**THE REQUEST:** Transcribe the records exactly. Pictures do not belong in the transcription.

──────

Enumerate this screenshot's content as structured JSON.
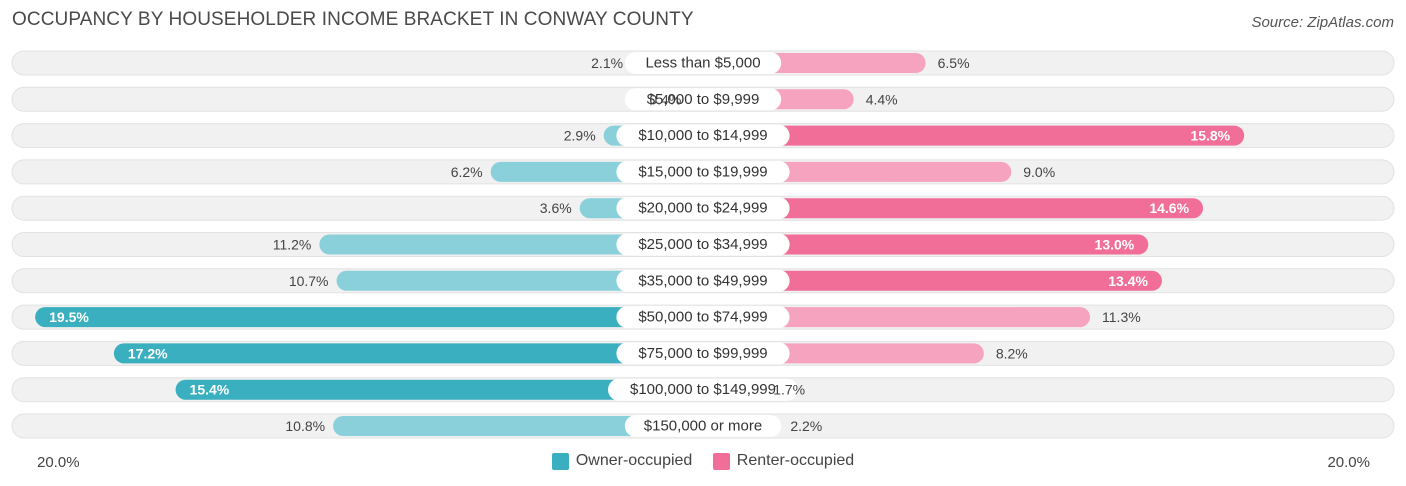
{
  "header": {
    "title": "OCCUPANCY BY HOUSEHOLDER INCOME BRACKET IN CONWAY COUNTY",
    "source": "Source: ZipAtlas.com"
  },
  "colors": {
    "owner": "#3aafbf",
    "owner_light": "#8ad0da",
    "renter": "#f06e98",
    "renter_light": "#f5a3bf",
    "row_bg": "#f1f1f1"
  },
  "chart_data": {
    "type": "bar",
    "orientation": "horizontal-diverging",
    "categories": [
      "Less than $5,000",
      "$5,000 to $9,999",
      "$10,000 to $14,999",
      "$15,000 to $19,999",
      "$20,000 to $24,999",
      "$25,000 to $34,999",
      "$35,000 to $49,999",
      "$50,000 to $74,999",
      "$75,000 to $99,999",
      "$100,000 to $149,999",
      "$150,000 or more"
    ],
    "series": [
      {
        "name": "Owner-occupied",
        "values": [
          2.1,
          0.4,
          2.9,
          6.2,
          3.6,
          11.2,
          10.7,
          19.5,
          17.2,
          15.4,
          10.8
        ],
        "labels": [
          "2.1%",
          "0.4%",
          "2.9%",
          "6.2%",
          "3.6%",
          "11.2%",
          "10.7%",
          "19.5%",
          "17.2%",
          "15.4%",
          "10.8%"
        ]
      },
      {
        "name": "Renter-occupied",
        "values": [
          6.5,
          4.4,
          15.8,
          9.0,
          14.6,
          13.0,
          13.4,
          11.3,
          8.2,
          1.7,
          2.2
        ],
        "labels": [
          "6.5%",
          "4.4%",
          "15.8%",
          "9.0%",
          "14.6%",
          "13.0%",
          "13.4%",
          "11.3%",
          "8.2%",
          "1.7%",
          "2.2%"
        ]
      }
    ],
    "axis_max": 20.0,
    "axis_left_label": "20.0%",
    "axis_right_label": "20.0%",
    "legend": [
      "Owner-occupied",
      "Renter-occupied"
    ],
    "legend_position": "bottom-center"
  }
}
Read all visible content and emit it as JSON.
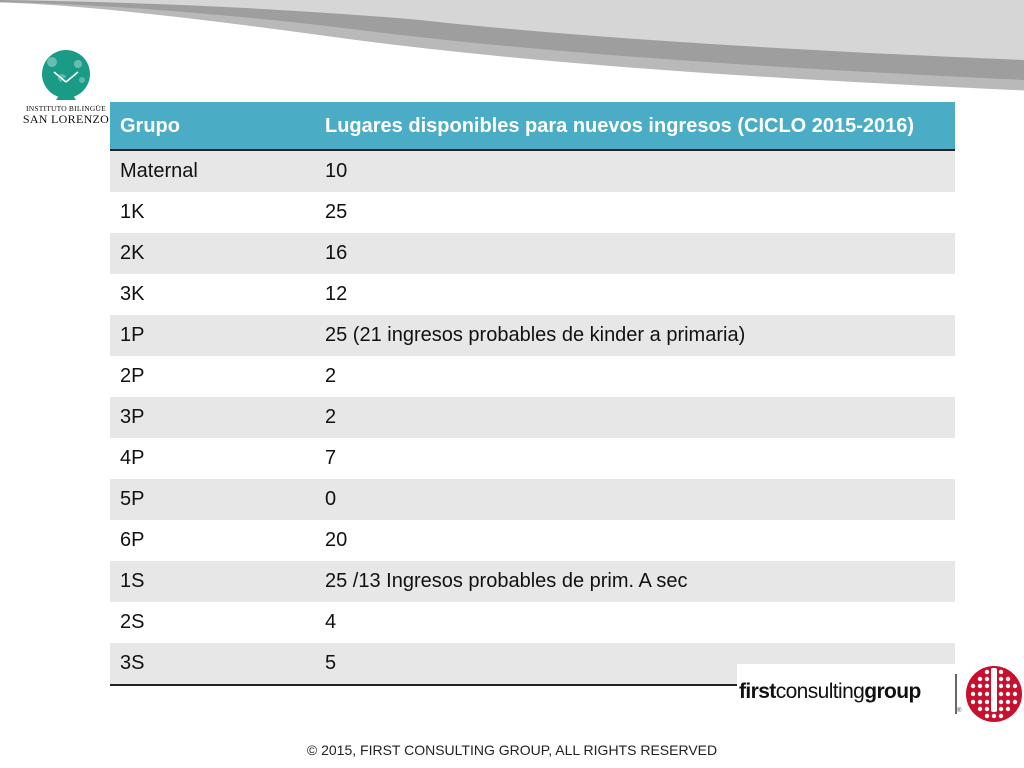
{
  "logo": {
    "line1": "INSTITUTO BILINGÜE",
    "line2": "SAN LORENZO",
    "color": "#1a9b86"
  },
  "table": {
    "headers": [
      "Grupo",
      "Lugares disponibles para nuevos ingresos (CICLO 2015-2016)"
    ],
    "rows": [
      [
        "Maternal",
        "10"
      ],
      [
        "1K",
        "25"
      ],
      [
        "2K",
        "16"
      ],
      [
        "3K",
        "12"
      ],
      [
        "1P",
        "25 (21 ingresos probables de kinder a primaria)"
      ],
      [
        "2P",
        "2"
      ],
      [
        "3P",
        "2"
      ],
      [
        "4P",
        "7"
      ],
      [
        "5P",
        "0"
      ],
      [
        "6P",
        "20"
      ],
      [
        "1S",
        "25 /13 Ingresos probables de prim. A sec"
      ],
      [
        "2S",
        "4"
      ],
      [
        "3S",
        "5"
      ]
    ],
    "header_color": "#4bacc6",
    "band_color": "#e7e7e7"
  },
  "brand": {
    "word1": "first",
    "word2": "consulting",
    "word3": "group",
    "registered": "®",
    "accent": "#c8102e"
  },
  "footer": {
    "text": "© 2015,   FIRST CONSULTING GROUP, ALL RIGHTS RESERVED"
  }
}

──────

**OUTPUT FOR THIS TASK:**
Enumerate this screenshot's content as structured JSON.
{
  "header": {
    "title": "OCCUPANCY BY HOUSEHOLDER INCOME BRACKET IN CONWAY COUNTY",
    "source": "Source: ZipAtlas.com"
  },
  "colors": {
    "owner": "#3aafbf",
    "owner_light": "#8ad0da",
    "renter": "#f06e98",
    "renter_light": "#f5a3bf",
    "row_bg": "#f1f1f1"
  },
  "chart_data": {
    "type": "bar",
    "orientation": "horizontal-diverging",
    "categories": [
      "Less than $5,000",
      "$5,000 to $9,999",
      "$10,000 to $14,999",
      "$15,000 to $19,999",
      "$20,000 to $24,999",
      "$25,000 to $34,999",
      "$35,000 to $49,999",
      "$50,000 to $74,999",
      "$75,000 to $99,999",
      "$100,000 to $149,999",
      "$150,000 or more"
    ],
    "series": [
      {
        "name": "Owner-occupied",
        "values": [
          2.1,
          0.4,
          2.9,
          6.2,
          3.6,
          11.2,
          10.7,
          19.5,
          17.2,
          15.4,
          10.8
        ],
        "labels": [
          "2.1%",
          "0.4%",
          "2.9%",
          "6.2%",
          "3.6%",
          "11.2%",
          "10.7%",
          "19.5%",
          "17.2%",
          "15.4%",
          "10.8%"
        ]
      },
      {
        "name": "Renter-occupied",
        "values": [
          6.5,
          4.4,
          15.8,
          9.0,
          14.6,
          13.0,
          13.4,
          11.3,
          8.2,
          1.7,
          2.2
        ],
        "labels": [
          "6.5%",
          "4.4%",
          "15.8%",
          "9.0%",
          "14.6%",
          "13.0%",
          "13.4%",
          "11.3%",
          "8.2%",
          "1.7%",
          "2.2%"
        ]
      }
    ],
    "axis_max": 20.0,
    "axis_left_label": "20.0%",
    "axis_right_label": "20.0%",
    "legend": [
      "Owner-occupied",
      "Renter-occupied"
    ],
    "legend_position": "bottom-center"
  }
}
Read all visible content and emit it as JSON.
{
  "logo": {
    "line1": "INSTITUTO BILINGÜE",
    "line2": "SAN LORENZO",
    "color": "#1a9b86"
  },
  "table": {
    "headers": [
      "Grupo",
      "Lugares disponibles para nuevos ingresos (CICLO 2015-2016)"
    ],
    "rows": [
      [
        "Maternal",
        "10"
      ],
      [
        "1K",
        "25"
      ],
      [
        "2K",
        "16"
      ],
      [
        "3K",
        "12"
      ],
      [
        "1P",
        "25 (21 ingresos probables de kinder a primaria)"
      ],
      [
        "2P",
        "2"
      ],
      [
        "3P",
        "2"
      ],
      [
        "4P",
        "7"
      ],
      [
        "5P",
        "0"
      ],
      [
        "6P",
        "20"
      ],
      [
        "1S",
        "25 /13 Ingresos probables de prim. A sec"
      ],
      [
        "2S",
        "4"
      ],
      [
        "3S",
        "5"
      ]
    ],
    "header_color": "#4bacc6",
    "band_color": "#e7e7e7"
  },
  "brand": {
    "word1": "first",
    "word2": "consulting",
    "word3": "group",
    "registered": "®",
    "accent": "#c8102e"
  },
  "footer": {
    "text": "© 2015,   FIRST CONSULTING GROUP, ALL RIGHTS RESERVED"
  }
}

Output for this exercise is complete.